Aim: In the material below, find every line with "химических" and pull it out.

Excerpted records:
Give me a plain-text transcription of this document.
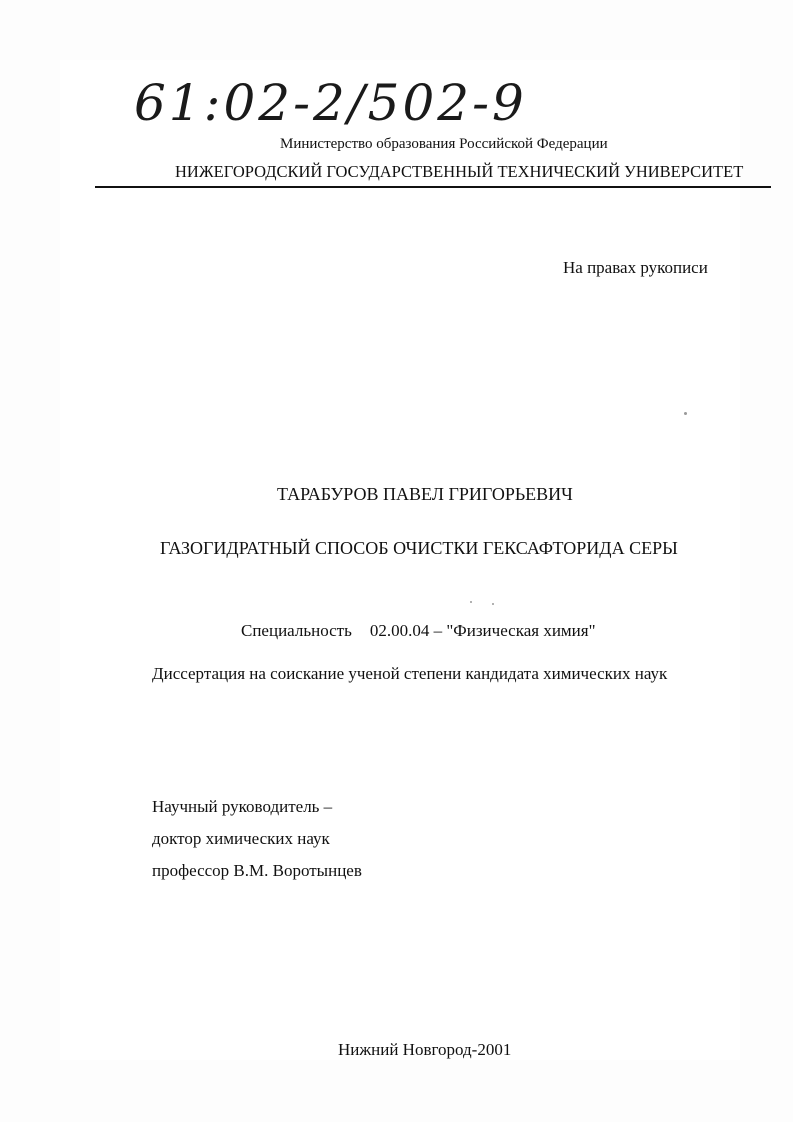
61:02-2/502-9
Министерство образования Российской Федерации
НИЖЕГОРОДСКИЙ ГОСУДАРСТВЕННЫЙ ТЕХНИЧЕСКИЙ УНИВЕРСИТЕТ
На правах рукописи
ТАРАБУРОВ ПАВЕЛ ГРИГОРЬЕВИЧ
ГАЗОГИДРАТНЫЙ СПОСОБ ОЧИСТКИ ГЕКСАФТОРИДА СЕРЫ
Специальность 02.00.04 – "Физическая химия"
Диссертация на соискание ученой степени кандидата химических наук
Научный руководитель –
доктор химических наук
профессор В.М. Воротынцев
Нижний Новгород-2001
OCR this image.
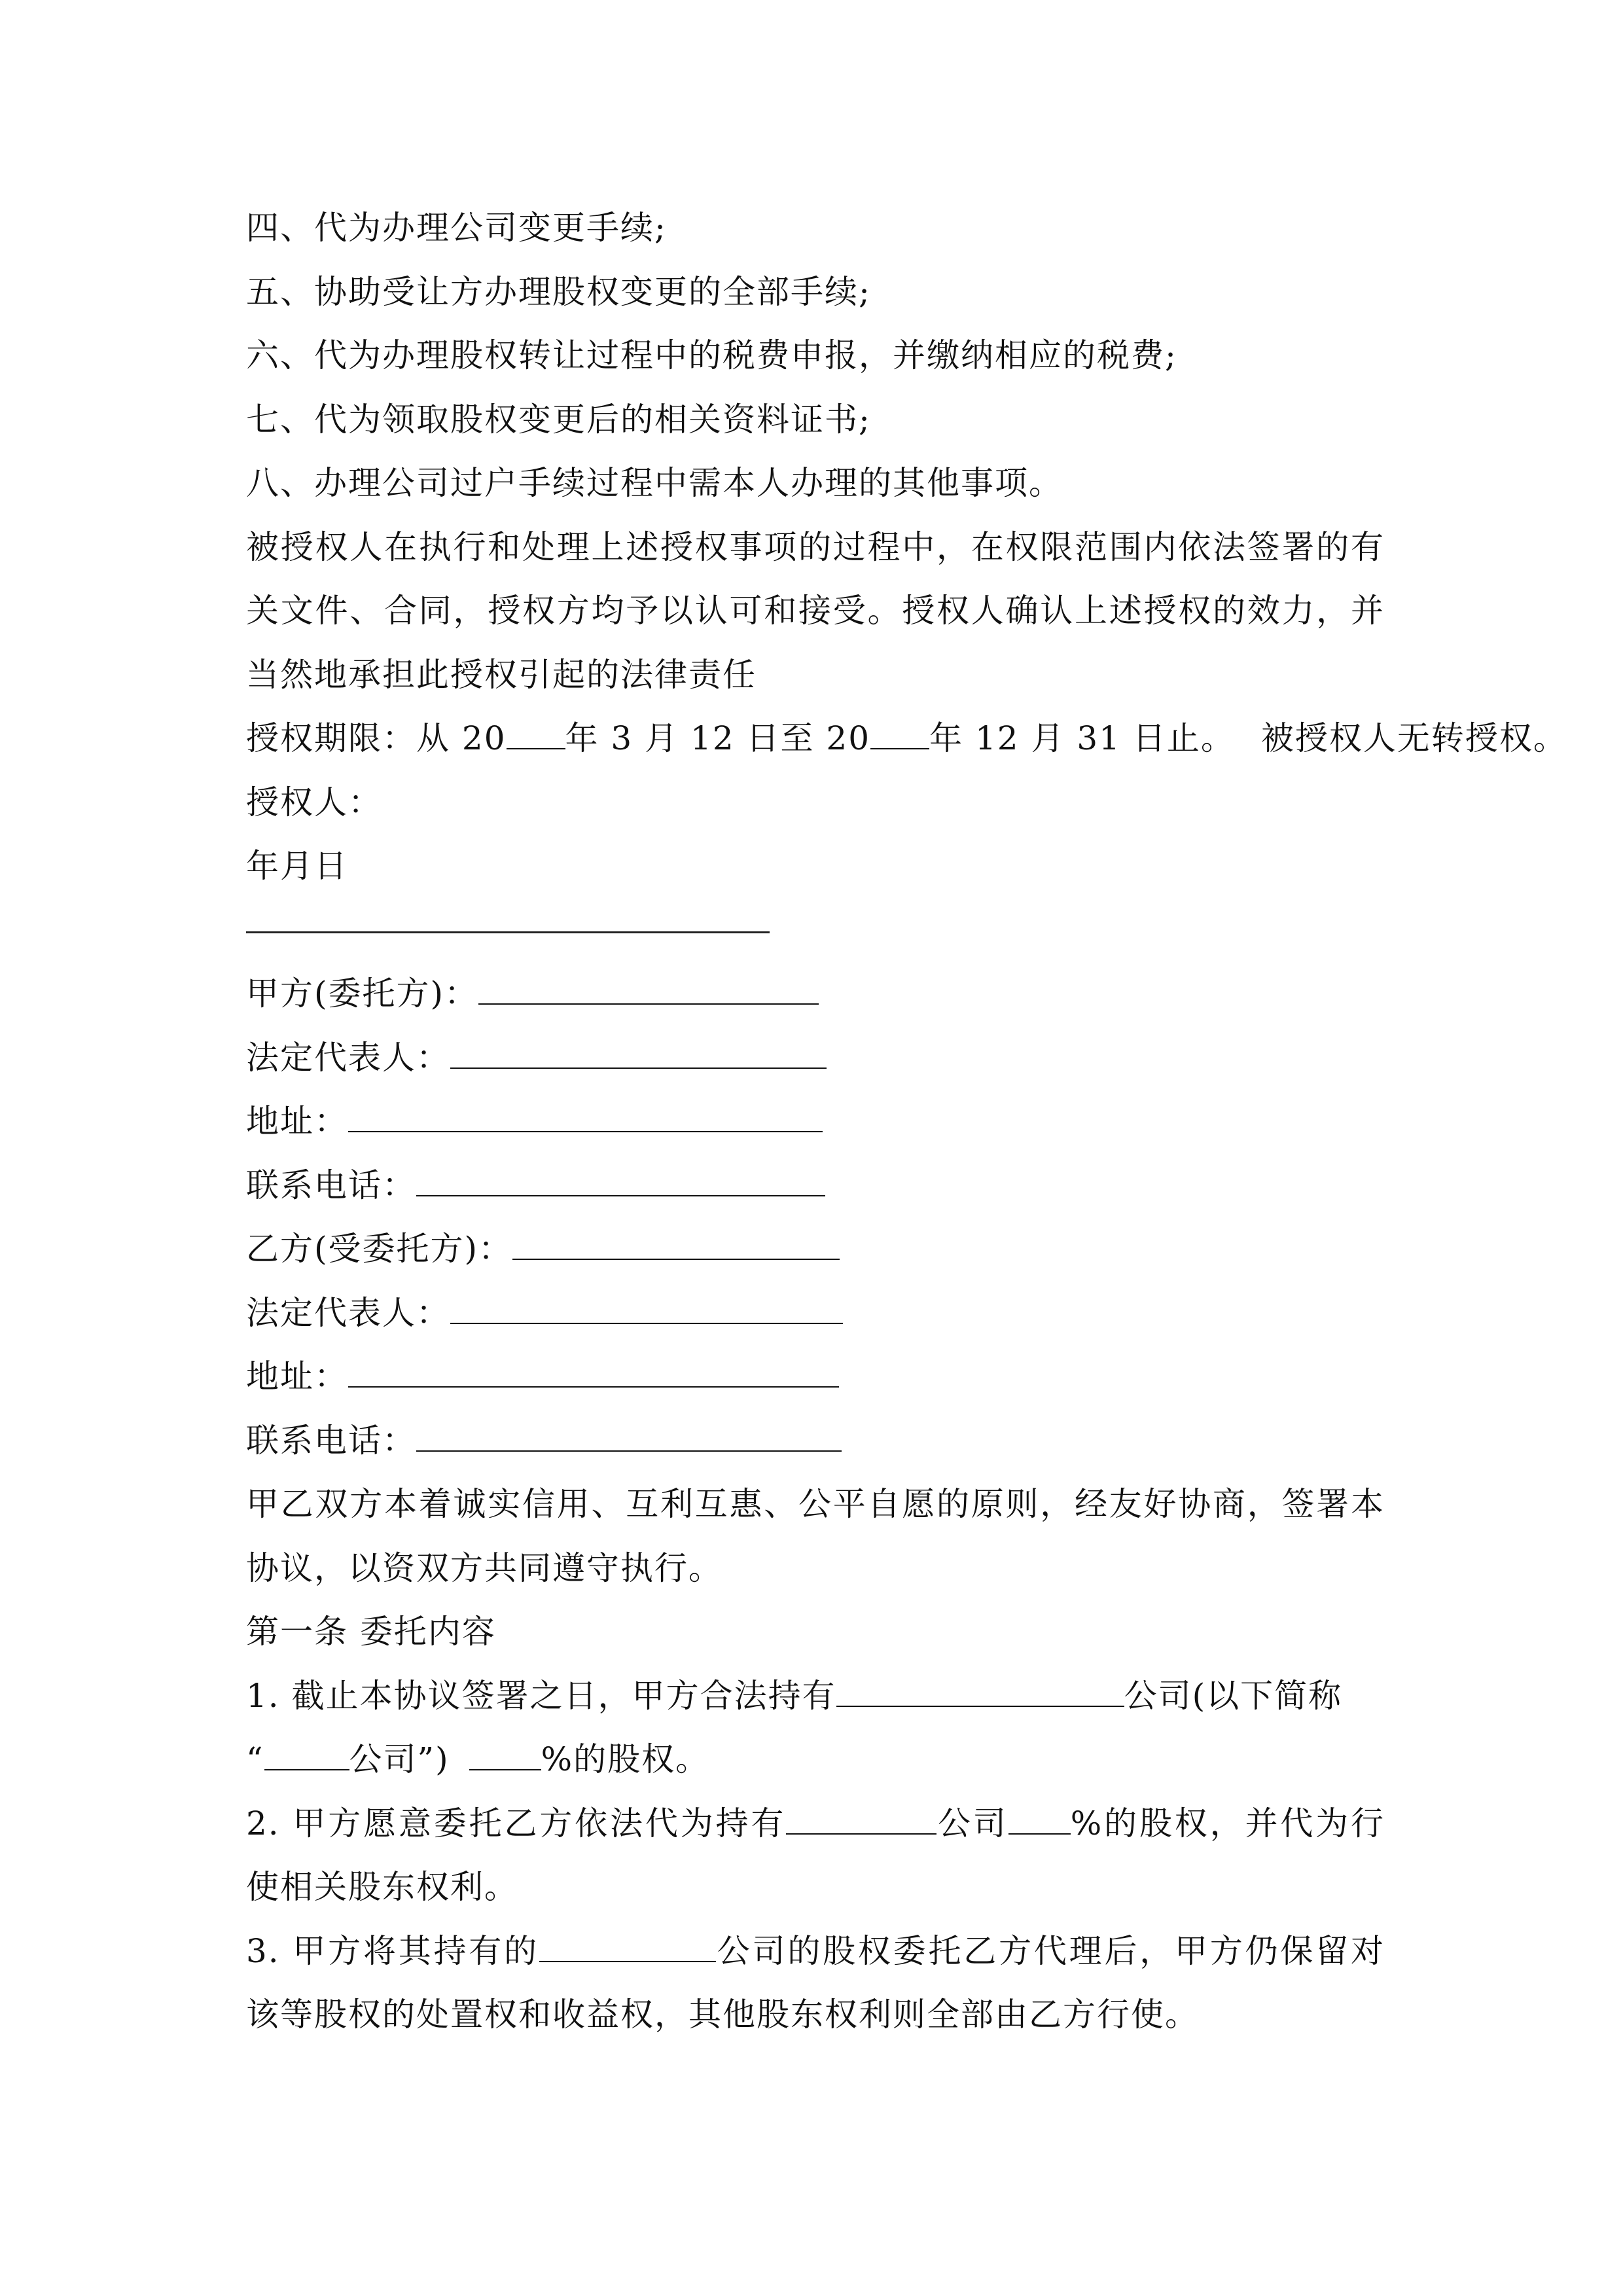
四、代为办理公司变更手续;
五、协助受让方办理股权变更的全部手续;
六、代为办理股权转让过程中的税费申报，并缴纳相应的税费;
七、代为领取股权变更后的相关资料证书;
八、办理公司过户手续过程中需本人办理的其他事项。
被授权人在执行和处理上述授权事项的过程中，在权限范围内依法签署的有关文件、合同，授权方均予以认可和接受。授权人确认上述授权的效力，并当然地承担此授权引起的法律责任
授权期限：从 20 年 3 月 12 日至 20 年 12 月 31 日止。 被授权人无转授权。
授权人：
年月日
甲方(委托方)：
法定代表人：
地址：
联系电话：
乙方(受委托方)：
法定代表人：
地址：
联系电话：
甲乙双方本着诚实信用、互利互惠、公平自愿的原则，经友好协商，签署本协议，以资双方共同遵守执行。
第一条 委托内容
1. 截止本协议签署之日，甲方合法持有	公司(以下简称
“	公司”)	%的股权。
2. 甲方愿意委托乙方依法代为持有	公司 %的股权，并代为行使相关股东权利。
3. 甲方将其持有的	公司的股权委托乙方代理后，甲方仍保留对该等股权的处置权和收益权，其他股东权利则全部由乙方行使。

Written solution:
Диссертация на соискание ученой степени кандидата химических наук
доктор химических наук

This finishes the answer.